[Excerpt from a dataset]
-*-
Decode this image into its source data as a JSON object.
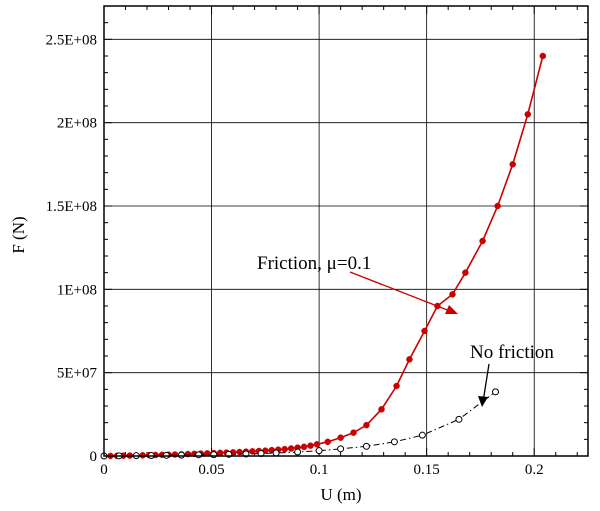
{
  "chart_data": {
    "type": "line",
    "title": "",
    "xlabel": "U (m)",
    "ylabel": "F (N)",
    "xlim": [
      0,
      0.225
    ],
    "ylim": [
      0,
      270000000
    ],
    "x_ticks": [
      0,
      0.05,
      0.1,
      0.15,
      0.2
    ],
    "x_tick_labels": [
      "0",
      "0.05",
      "0.1",
      "0.15",
      "0.2"
    ],
    "y_ticks": [
      0,
      50000000,
      100000000,
      150000000,
      200000000,
      250000000
    ],
    "y_tick_labels": [
      "0",
      "5E+07",
      "1E+08",
      "1.5E+08",
      "2E+08",
      "2.5E+08"
    ],
    "grid": true,
    "series": [
      {
        "name": "Friction, μ=0.1",
        "color": "#cc0000",
        "marker": "filled-circle",
        "line_style": "solid",
        "x": [
          0.0,
          0.003,
          0.006,
          0.009,
          0.012,
          0.015,
          0.018,
          0.021,
          0.024,
          0.027,
          0.03,
          0.033,
          0.036,
          0.039,
          0.042,
          0.045,
          0.048,
          0.051,
          0.054,
          0.057,
          0.06,
          0.063,
          0.066,
          0.069,
          0.072,
          0.075,
          0.078,
          0.081,
          0.084,
          0.087,
          0.09,
          0.093,
          0.096,
          0.099,
          0.104,
          0.11,
          0.116,
          0.122,
          0.129,
          0.136,
          0.142,
          0.149,
          0.155,
          0.162,
          0.168,
          0.176,
          0.183,
          0.19,
          0.197,
          0.204
        ],
        "y": [
          0,
          50000,
          100000,
          200000,
          250000,
          300000,
          400000,
          500000,
          600000,
          700000,
          800000,
          900000,
          1000000,
          1150000,
          1300000,
          1450000,
          1600000,
          1750000,
          1900000,
          2050000,
          2200000,
          2400000,
          2600000,
          2800000,
          3000000,
          3200000,
          3500000,
          3800000,
          4100000,
          4500000,
          5000000,
          5500000,
          6200000,
          7000000,
          8500000,
          11000000,
          14000000,
          18500000,
          28000000,
          42000000,
          58000000,
          75000000,
          90000000,
          97000000,
          110000000,
          129000000,
          150000000,
          175000000,
          205000000,
          240000000
        ]
      },
      {
        "name": "No friction",
        "color": "#000000",
        "marker": "open-circle",
        "line_style": "dash-dot",
        "x": [
          0.0,
          0.007,
          0.015,
          0.022,
          0.029,
          0.036,
          0.044,
          0.051,
          0.058,
          0.066,
          0.073,
          0.08,
          0.09,
          0.1,
          0.11,
          0.122,
          0.135,
          0.148,
          0.165,
          0.182
        ],
        "y": [
          0,
          100000,
          200000,
          300000,
          400000,
          500000,
          700000,
          800000,
          1000000,
          1200000,
          1500000,
          1800000,
          2400000,
          3200000,
          4300000,
          5800000,
          8500000,
          12500000,
          22000000,
          38500000
        ]
      }
    ],
    "annotations": [
      {
        "text": "Friction, μ=0.1",
        "color": "#cc0000",
        "points_to_series": 0
      },
      {
        "text": "No friction",
        "color": "#000000",
        "points_to_series": 1
      }
    ]
  }
}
-*-
Without including any pictures, please restate all the records exactly.

> **Complete answer**
Decode this image into its source data as a JSON object.
{
  "chart_data": {
    "type": "line",
    "title": "",
    "xlabel": "U (m)",
    "ylabel": "F (N)",
    "xlim": [
      0,
      0.225
    ],
    "ylim": [
      0,
      270000000
    ],
    "x_ticks": [
      0,
      0.05,
      0.1,
      0.15,
      0.2
    ],
    "x_tick_labels": [
      "0",
      "0.05",
      "0.1",
      "0.15",
      "0.2"
    ],
    "y_ticks": [
      0,
      50000000,
      100000000,
      150000000,
      200000000,
      250000000
    ],
    "y_tick_labels": [
      "0",
      "5E+07",
      "1E+08",
      "1.5E+08",
      "2E+08",
      "2.5E+08"
    ],
    "grid": true,
    "series": [
      {
        "name": "Friction, μ=0.1",
        "color": "#cc0000",
        "marker": "filled-circle",
        "line_style": "solid",
        "x": [
          0.0,
          0.003,
          0.006,
          0.009,
          0.012,
          0.015,
          0.018,
          0.021,
          0.024,
          0.027,
          0.03,
          0.033,
          0.036,
          0.039,
          0.042,
          0.045,
          0.048,
          0.051,
          0.054,
          0.057,
          0.06,
          0.063,
          0.066,
          0.069,
          0.072,
          0.075,
          0.078,
          0.081,
          0.084,
          0.087,
          0.09,
          0.093,
          0.096,
          0.099,
          0.104,
          0.11,
          0.116,
          0.122,
          0.129,
          0.136,
          0.142,
          0.149,
          0.155,
          0.162,
          0.168,
          0.176,
          0.183,
          0.19,
          0.197,
          0.204
        ],
        "y": [
          0,
          50000,
          100000,
          200000,
          250000,
          300000,
          400000,
          500000,
          600000,
          700000,
          800000,
          900000,
          1000000,
          1150000,
          1300000,
          1450000,
          1600000,
          1750000,
          1900000,
          2050000,
          2200000,
          2400000,
          2600000,
          2800000,
          3000000,
          3200000,
          3500000,
          3800000,
          4100000,
          4500000,
          5000000,
          5500000,
          6200000,
          7000000,
          8500000,
          11000000,
          14000000,
          18500000,
          28000000,
          42000000,
          58000000,
          75000000,
          90000000,
          97000000,
          110000000,
          129000000,
          150000000,
          175000000,
          205000000,
          240000000
        ]
      },
      {
        "name": "No friction",
        "color": "#000000",
        "marker": "open-circle",
        "line_style": "dash-dot",
        "x": [
          0.0,
          0.007,
          0.015,
          0.022,
          0.029,
          0.036,
          0.044,
          0.051,
          0.058,
          0.066,
          0.073,
          0.08,
          0.09,
          0.1,
          0.11,
          0.122,
          0.135,
          0.148,
          0.165,
          0.182
        ],
        "y": [
          0,
          100000,
          200000,
          300000,
          400000,
          500000,
          700000,
          800000,
          1000000,
          1200000,
          1500000,
          1800000,
          2400000,
          3200000,
          4300000,
          5800000,
          8500000,
          12500000,
          22000000,
          38500000
        ]
      }
    ],
    "annotations": [
      {
        "text": "Friction, μ=0.1",
        "color": "#cc0000",
        "points_to_series": 0
      },
      {
        "text": "No friction",
        "color": "#000000",
        "points_to_series": 1
      }
    ]
  }
}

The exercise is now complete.